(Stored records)
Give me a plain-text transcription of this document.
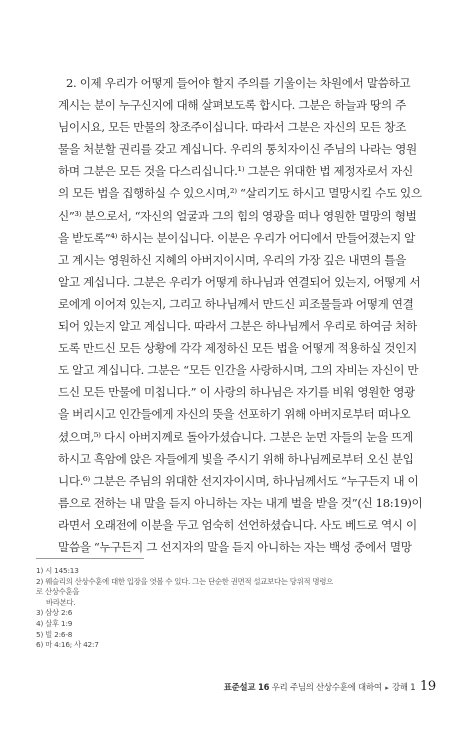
2. 이제 우리가 어떻게 들어야 할지 주의를 기울이는 차원에서 말씀하고
계시는 분이 누구신지에 대해 살펴보도록 합시다. 그분은 하늘과 땅의 주
님이시요, 모든 만물의 창조주이십니다. 따라서 그분은 자신의 모든 창조
물을 처분할 권리를 갖고 계십니다. 우리의 통치자이신 주님의 나라는 영원
하며 그분은 모든 것을 다스리십니다.¹⁾ 그분은 위대한 법 제정자로서 자신
의 모든 법을 집행하실 수 있으시며,²⁾ “살리기도 하시고 멸망시킬 수도 있으
신”³⁾ 분으로서, “자신의 얼굴과 그의 힘의 영광을 떠나 영원한 멸망의 형벌
을 받도록”⁴⁾ 하시는 분이십니다. 이분은 우리가 어디에서 만들어졌는지 알
고 계시는 영원하신 지혜의 아버지이시며, 우리의 가장 깊은 내면의 틀을
알고 계십니다. 그분은 우리가 어떻게 하나님과 연결되어 있는지, 어떻게 서
로에게 이어져 있는지, 그리고 하나님께서 만드신 피조물들과 어떻게 연결
되어 있는지 알고 계십니다. 따라서 그분은 하나님께서 우리로 하여금 처하
도록 만드신 모든 상황에 각각 제정하신 모든 법을 어떻게 적용하실 것인지
도 알고 계십니다. 그분은 “모든 인간을 사랑하시며, 그의 자비는 자신이 만
드신 모든 만물에 미칩니다.” 이 사랑의 하나님은 자기를 비워 영원한 영광
을 버리시고 인간들에게 자신의 뜻을 선포하기 위해 아버지로부터 떠나오
셨으며,⁵⁾ 다시 아버지께로 돌아가셨습니다. 그분은 눈먼 자들의 눈을 뜨게
하시고 흑암에 앉은 자들에게 빛을 주시기 위해 하나님께로부터 오신 분입
니다.⁶⁾ 그분은 주님의 위대한 선지자이시며, 하나님께서도 “누구든지 내 이
름으로 전하는 내 말을 듣지 아니하는 자는 내게 벌을 받을 것”(신 18:19)이
라면서 오래전에 이분을 두고 엄숙히 선언하셨습니다. 사도 베드로 역시 이
말씀을 “누구든지 그 선지자의 말을 듣지 아니하는 자는 백성 중에서 멸망
1) 시 145:13
2) 웨슬리의 산상수훈에 대한 입장을 엿볼 수 있다. 그는 단순한 권면적 설교보다는 당위적 명령으로 산상수훈을
바라본다.
3) 삼상 2:6
4) 살후 1:9
5) 빌 2:6-8
6) 마 4:16; 사 42:7
표준설교 16 우리 주님의 산상수훈에 대하여 ▸ 강해 1 19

| Your task |
All records must be output exactly as they are, except for the pictures, which are left out.

| Result below |
Give me a plain-text transcription of this document.
2. 이제 우리가 어떻게 들어야 할지 주의를 기울이는 차원에서 말씀하고
계시는 분이 누구신지에 대해 살펴보도록 합시다. 그분은 하늘과 땅의 주
님이시요, 모든 만물의 창조주이십니다. 따라서 그분은 자신의 모든 창조
물을 처분할 권리를 갖고 계십니다. 우리의 통치자이신 주님의 나라는 영원
하며 그분은 모든 것을 다스리십니다.¹⁾ 그분은 위대한 법 제정자로서 자신
의 모든 법을 집행하실 수 있으시며,²⁾ “살리기도 하시고 멸망시킬 수도 있으
신”³⁾ 분으로서, “자신의 얼굴과 그의 힘의 영광을 떠나 영원한 멸망의 형벌
을 받도록”⁴⁾ 하시는 분이십니다. 이분은 우리가 어디에서 만들어졌는지 알
고 계시는 영원하신 지혜의 아버지이시며, 우리의 가장 깊은 내면의 틀을
알고 계십니다. 그분은 우리가 어떻게 하나님과 연결되어 있는지, 어떻게 서
로에게 이어져 있는지, 그리고 하나님께서 만드신 피조물들과 어떻게 연결
되어 있는지 알고 계십니다. 따라서 그분은 하나님께서 우리로 하여금 처하
도록 만드신 모든 상황에 각각 제정하신 모든 법을 어떻게 적용하실 것인지
도 알고 계십니다. 그분은 “모든 인간을 사랑하시며, 그의 자비는 자신이 만
드신 모든 만물에 미칩니다.” 이 사랑의 하나님은 자기를 비워 영원한 영광
을 버리시고 인간들에게 자신의 뜻을 선포하기 위해 아버지로부터 떠나오
셨으며,⁵⁾ 다시 아버지께로 돌아가셨습니다. 그분은 눈먼 자들의 눈을 뜨게
하시고 흑암에 앉은 자들에게 빛을 주시기 위해 하나님께로부터 오신 분입
니다.⁶⁾ 그분은 주님의 위대한 선지자이시며, 하나님께서도 “누구든지 내 이
름으로 전하는 내 말을 듣지 아니하는 자는 내게 벌을 받을 것”(신 18:19)이
라면서 오래전에 이분을 두고 엄숙히 선언하셨습니다. 사도 베드로 역시 이
말씀을 “누구든지 그 선지자의 말을 듣지 아니하는 자는 백성 중에서 멸망
1) 시 145:13
2) 웨슬리의 산상수훈에 대한 입장을 엿볼 수 있다. 그는 단순한 권면적 설교보다는 당위적 명령으로 산상수훈을
바라본다.
3) 삼상 2:6
4) 살후 1:9
5) 빌 2:6-8
6) 마 4:16; 사 42:7
표준설교 16 우리 주님의 산상수훈에 대하여 ▸ 강해 1 19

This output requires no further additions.